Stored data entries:
☆ ☆ ☆ ☆
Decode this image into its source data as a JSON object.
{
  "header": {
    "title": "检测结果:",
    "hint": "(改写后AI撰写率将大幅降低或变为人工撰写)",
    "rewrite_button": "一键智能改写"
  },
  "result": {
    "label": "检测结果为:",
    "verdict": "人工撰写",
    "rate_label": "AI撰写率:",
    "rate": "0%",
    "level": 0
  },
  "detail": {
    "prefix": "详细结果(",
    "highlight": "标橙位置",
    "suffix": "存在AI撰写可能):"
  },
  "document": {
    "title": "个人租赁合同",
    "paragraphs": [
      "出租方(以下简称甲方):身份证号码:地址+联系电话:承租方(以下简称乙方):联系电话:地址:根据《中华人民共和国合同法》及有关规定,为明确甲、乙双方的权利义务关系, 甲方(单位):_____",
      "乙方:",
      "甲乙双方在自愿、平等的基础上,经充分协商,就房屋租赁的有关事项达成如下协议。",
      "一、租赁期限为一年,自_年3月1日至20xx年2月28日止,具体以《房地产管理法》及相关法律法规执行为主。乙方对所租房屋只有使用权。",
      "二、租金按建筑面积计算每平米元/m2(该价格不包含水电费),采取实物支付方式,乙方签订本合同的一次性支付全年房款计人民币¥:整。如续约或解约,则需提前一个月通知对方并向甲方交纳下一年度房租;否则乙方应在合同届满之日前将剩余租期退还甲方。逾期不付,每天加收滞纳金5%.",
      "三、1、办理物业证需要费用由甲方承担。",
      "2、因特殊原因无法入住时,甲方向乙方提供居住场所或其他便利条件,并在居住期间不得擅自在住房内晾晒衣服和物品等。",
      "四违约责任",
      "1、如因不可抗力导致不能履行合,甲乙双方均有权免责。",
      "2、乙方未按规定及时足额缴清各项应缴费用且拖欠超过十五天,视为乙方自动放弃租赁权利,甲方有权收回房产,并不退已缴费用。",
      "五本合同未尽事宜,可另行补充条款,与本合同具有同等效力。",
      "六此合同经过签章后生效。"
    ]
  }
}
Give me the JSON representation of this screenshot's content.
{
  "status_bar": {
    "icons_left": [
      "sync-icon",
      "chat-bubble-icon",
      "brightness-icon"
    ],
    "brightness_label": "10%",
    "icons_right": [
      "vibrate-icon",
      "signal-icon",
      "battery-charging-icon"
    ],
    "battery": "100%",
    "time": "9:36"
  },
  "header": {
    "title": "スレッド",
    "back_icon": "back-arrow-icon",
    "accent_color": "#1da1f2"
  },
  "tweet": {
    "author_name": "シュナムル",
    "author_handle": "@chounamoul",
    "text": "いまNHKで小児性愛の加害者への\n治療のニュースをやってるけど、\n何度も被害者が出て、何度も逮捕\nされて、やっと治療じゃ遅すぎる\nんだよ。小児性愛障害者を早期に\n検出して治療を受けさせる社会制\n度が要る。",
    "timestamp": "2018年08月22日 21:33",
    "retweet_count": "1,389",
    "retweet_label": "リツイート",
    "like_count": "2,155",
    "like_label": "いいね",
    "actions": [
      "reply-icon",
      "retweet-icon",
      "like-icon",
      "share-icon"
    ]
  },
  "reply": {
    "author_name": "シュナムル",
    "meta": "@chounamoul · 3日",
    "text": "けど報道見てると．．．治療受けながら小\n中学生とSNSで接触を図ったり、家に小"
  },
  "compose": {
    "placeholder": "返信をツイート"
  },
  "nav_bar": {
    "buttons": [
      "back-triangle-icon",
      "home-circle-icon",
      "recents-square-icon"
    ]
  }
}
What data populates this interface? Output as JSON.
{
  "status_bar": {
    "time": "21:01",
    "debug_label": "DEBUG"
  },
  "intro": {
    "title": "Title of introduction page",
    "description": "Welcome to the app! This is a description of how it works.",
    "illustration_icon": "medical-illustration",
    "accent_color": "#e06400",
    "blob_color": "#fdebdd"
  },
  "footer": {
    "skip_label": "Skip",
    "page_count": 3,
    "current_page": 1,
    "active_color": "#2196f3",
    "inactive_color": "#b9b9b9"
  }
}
☆ ☆ ☆ ☆
WRITTEN REQUEST |
Filter the records above for lines containing the word "text", and copy those lines.

SOLUTION |
    "text": "いまNHKで小児性愛の加害者への\n治療のニュースをやってるけど、\n何度も被害者が出て、何度も逮捕\nされて、やっと治療じゃ遅すぎる\nんだよ。小児性愛障害者を早期に\n検出して治療を受けさせる社会制\n度が要る。",
    "text": "けど報道見てると．．．治療受けながら小\n中学生とSNSで接触を図ったり、家に小"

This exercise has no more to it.